- [Requirement]:
Locate the lines that hold the string "Overlay". Copy every such line.

════════════════

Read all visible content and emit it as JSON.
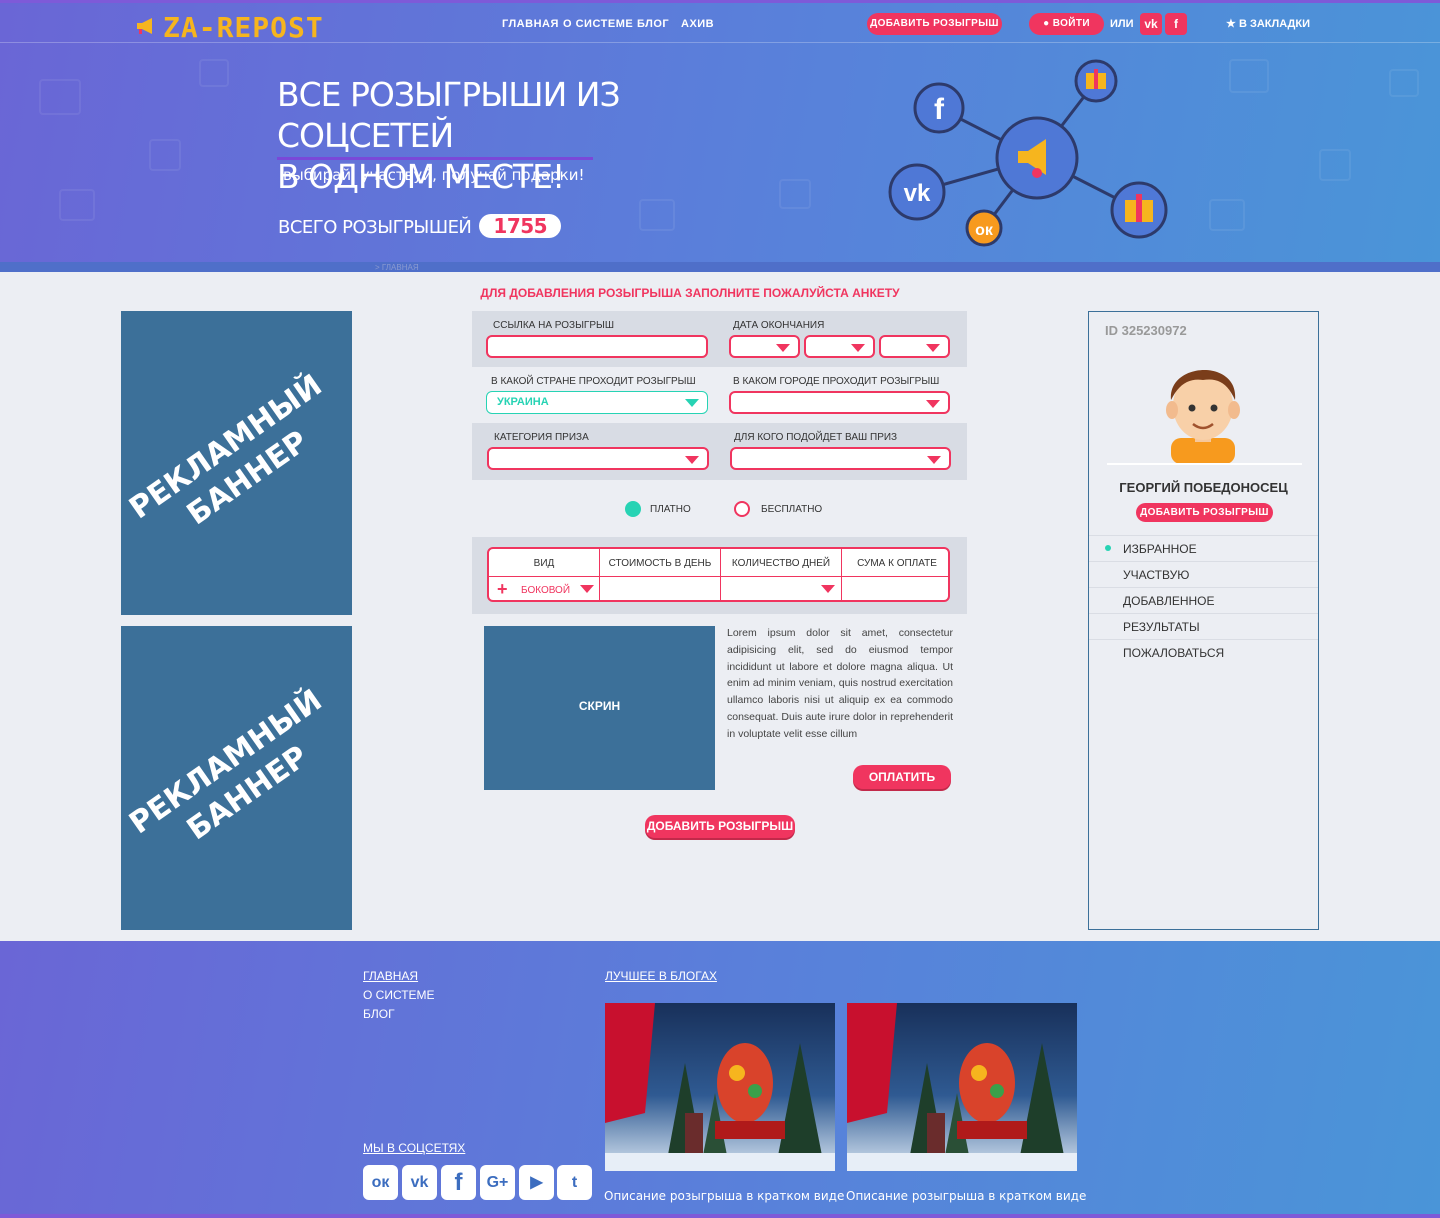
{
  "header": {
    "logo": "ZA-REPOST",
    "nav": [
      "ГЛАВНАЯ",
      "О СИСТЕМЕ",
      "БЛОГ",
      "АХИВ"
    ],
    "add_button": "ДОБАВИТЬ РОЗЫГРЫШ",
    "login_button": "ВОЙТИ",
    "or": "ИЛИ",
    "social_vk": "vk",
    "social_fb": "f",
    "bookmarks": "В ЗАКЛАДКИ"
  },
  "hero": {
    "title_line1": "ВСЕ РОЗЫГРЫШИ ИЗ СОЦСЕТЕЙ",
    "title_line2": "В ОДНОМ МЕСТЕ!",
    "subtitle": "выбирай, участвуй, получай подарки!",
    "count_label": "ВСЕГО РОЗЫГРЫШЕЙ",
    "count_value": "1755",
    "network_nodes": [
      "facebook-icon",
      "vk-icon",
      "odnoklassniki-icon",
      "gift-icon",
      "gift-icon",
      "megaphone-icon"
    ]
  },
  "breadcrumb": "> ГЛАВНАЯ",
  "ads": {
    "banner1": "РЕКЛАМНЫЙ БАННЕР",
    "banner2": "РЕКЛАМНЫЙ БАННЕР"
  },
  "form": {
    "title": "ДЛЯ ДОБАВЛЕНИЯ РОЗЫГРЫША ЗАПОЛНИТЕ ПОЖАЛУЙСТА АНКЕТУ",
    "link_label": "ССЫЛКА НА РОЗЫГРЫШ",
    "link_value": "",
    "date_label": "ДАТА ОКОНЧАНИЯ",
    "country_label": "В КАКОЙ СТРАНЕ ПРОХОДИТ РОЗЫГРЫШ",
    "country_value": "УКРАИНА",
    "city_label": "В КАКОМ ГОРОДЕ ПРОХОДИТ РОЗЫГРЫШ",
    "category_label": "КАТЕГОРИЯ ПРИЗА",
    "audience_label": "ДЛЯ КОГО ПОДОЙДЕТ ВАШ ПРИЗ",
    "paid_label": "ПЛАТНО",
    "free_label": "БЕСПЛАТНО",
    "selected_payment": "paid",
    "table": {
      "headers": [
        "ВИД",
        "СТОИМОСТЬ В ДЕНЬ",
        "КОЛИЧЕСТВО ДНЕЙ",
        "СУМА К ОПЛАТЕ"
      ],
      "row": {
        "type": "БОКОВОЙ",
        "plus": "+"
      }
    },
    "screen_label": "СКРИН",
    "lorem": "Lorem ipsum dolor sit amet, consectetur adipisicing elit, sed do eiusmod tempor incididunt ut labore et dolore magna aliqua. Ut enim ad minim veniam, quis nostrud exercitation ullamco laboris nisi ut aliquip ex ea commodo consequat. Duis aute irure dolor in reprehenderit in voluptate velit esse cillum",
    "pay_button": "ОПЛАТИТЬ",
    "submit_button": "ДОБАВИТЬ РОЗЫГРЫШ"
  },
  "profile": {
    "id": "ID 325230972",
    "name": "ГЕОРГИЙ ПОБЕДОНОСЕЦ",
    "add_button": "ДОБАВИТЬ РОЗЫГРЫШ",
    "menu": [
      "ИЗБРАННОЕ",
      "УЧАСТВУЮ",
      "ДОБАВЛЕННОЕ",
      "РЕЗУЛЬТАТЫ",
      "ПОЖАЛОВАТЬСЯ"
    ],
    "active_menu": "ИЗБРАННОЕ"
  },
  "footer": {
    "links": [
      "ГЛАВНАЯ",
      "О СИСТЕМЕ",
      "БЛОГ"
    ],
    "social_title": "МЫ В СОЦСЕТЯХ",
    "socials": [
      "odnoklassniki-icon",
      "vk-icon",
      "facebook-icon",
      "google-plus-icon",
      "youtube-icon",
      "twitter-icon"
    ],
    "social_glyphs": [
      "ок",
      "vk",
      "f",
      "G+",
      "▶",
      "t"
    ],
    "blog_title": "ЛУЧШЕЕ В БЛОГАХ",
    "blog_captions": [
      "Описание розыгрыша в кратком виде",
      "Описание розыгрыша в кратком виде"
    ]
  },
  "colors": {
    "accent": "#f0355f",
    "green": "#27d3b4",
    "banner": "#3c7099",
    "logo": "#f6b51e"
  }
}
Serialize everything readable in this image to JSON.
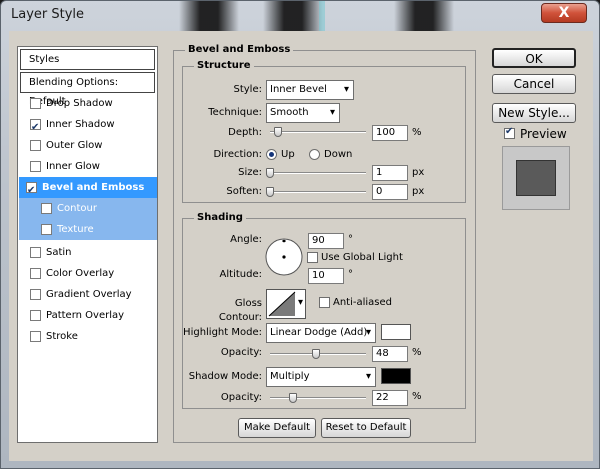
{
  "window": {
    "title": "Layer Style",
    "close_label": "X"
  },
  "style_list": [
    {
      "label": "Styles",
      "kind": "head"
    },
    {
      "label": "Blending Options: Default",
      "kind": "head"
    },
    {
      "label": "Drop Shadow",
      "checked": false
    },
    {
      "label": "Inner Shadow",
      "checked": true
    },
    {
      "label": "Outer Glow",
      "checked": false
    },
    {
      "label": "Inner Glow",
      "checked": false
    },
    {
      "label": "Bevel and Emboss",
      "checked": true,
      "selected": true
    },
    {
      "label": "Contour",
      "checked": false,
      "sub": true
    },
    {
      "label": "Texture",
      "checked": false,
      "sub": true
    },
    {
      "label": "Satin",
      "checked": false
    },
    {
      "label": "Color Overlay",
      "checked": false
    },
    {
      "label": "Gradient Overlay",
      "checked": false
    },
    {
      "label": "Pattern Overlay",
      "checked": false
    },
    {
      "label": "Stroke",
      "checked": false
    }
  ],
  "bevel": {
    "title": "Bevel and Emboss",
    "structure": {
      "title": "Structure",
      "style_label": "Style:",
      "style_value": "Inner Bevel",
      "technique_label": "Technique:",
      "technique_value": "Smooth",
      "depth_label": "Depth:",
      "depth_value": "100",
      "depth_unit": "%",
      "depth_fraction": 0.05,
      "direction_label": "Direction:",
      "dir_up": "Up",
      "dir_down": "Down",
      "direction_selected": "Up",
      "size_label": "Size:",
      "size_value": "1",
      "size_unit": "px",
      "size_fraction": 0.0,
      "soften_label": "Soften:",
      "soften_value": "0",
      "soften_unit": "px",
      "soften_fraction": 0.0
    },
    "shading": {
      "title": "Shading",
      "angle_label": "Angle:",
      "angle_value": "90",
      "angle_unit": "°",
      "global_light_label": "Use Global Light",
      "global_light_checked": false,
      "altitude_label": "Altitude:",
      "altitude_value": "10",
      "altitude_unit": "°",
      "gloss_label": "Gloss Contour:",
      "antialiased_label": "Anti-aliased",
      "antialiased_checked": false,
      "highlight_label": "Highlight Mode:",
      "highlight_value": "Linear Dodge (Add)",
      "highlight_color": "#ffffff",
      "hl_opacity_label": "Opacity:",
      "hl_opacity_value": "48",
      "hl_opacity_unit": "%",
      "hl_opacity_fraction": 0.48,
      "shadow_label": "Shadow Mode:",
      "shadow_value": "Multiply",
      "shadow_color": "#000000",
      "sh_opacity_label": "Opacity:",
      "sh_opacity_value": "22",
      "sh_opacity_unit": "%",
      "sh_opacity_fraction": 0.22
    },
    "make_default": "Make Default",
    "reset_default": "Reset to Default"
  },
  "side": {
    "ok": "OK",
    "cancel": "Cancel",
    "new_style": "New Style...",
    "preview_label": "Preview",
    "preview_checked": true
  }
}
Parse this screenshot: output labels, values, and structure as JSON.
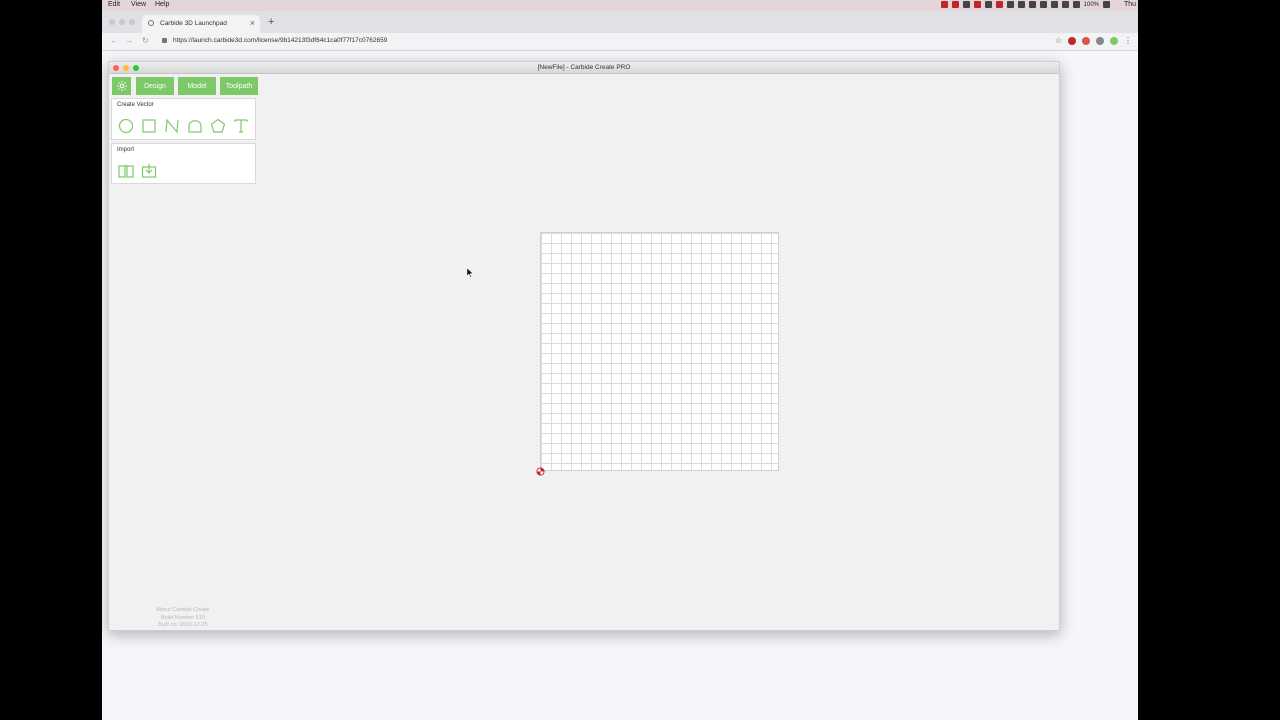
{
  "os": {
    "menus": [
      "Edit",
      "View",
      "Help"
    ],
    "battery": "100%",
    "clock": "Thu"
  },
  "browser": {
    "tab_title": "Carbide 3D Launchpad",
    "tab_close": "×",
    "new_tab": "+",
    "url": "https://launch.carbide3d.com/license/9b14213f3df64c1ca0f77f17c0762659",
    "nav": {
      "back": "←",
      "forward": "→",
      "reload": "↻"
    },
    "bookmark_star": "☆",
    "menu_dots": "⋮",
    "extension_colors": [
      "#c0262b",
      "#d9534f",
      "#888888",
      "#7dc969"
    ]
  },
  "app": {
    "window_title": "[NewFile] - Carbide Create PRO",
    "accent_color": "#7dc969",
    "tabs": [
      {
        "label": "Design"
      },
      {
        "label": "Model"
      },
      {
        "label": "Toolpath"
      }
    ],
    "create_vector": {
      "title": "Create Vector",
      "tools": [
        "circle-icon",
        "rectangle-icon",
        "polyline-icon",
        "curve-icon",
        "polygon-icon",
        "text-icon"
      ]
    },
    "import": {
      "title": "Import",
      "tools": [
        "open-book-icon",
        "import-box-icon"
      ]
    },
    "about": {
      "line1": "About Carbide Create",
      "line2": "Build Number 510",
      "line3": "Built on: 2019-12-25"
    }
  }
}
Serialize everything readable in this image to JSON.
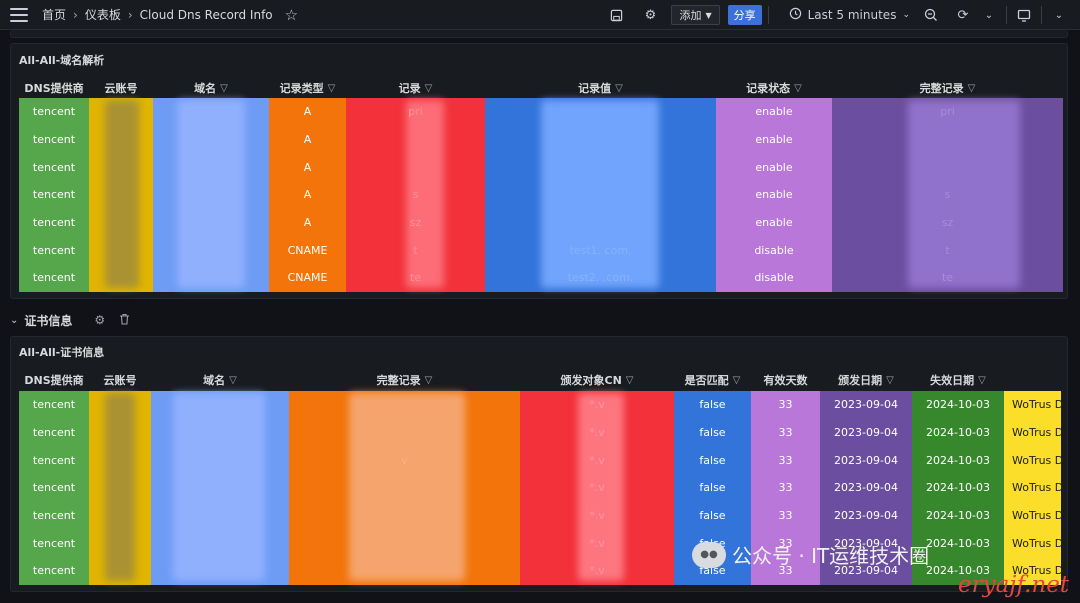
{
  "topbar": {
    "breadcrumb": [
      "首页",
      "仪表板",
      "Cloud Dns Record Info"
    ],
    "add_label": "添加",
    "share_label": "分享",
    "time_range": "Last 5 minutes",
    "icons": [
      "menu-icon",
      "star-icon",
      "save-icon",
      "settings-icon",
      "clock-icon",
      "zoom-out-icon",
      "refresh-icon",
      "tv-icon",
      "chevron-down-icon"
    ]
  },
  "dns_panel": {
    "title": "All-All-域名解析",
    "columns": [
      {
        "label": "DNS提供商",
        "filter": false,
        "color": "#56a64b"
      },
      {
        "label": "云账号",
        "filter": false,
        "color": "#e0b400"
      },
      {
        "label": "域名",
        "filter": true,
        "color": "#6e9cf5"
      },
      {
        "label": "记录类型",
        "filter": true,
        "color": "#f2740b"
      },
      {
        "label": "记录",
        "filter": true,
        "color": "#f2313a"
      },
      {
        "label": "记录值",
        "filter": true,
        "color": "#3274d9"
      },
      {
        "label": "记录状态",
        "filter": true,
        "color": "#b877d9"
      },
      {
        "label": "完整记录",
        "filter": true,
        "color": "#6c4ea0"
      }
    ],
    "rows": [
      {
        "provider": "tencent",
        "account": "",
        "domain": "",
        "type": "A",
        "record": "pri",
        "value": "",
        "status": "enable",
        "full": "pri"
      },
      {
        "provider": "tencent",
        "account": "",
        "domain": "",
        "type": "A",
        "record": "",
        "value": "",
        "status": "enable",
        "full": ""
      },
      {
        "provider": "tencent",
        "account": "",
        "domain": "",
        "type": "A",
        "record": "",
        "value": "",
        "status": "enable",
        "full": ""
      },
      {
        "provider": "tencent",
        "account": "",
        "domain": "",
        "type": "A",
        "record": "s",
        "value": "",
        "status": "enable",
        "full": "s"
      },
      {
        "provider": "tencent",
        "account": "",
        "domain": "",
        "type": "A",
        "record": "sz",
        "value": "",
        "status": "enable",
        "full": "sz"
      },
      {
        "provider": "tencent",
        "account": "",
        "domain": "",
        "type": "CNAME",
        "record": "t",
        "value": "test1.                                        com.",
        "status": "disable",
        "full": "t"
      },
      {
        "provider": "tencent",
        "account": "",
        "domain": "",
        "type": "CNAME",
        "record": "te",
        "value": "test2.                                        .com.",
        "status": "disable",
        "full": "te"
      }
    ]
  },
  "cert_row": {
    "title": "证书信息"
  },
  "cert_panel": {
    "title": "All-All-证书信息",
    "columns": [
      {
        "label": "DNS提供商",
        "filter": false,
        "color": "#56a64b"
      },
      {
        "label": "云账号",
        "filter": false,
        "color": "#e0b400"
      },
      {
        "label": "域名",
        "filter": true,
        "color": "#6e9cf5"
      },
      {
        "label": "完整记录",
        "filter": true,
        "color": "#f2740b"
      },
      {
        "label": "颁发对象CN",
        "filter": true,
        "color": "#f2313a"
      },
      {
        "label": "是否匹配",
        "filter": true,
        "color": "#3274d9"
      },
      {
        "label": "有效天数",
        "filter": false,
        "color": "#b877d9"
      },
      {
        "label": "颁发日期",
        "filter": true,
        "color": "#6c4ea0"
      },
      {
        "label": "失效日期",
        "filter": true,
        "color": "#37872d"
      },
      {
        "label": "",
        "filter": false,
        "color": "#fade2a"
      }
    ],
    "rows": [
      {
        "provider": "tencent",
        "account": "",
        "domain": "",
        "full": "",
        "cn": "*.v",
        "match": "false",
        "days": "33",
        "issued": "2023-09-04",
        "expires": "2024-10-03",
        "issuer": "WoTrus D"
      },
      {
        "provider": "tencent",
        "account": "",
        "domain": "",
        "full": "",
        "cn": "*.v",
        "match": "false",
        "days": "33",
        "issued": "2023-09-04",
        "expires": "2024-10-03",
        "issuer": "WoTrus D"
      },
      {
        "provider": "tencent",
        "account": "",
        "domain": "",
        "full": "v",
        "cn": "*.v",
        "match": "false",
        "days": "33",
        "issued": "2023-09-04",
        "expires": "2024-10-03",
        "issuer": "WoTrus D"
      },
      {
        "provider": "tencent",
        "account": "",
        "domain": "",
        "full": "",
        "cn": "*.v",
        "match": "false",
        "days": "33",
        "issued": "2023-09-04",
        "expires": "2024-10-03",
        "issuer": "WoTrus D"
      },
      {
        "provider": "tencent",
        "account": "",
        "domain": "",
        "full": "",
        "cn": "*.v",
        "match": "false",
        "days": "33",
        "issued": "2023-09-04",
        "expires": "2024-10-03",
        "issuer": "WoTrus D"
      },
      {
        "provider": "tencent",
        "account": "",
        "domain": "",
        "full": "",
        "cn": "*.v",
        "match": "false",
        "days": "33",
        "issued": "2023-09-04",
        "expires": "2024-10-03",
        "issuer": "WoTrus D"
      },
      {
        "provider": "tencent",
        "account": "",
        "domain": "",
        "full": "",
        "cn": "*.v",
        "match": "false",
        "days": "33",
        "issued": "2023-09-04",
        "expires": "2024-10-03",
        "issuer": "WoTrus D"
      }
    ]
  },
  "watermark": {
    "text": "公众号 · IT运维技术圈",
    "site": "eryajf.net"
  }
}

════════════════

- [Answer to this task]:
      "label": "Color Overlay",
      "label": "Gradient Overlay",
      "label": "Pattern Overlay",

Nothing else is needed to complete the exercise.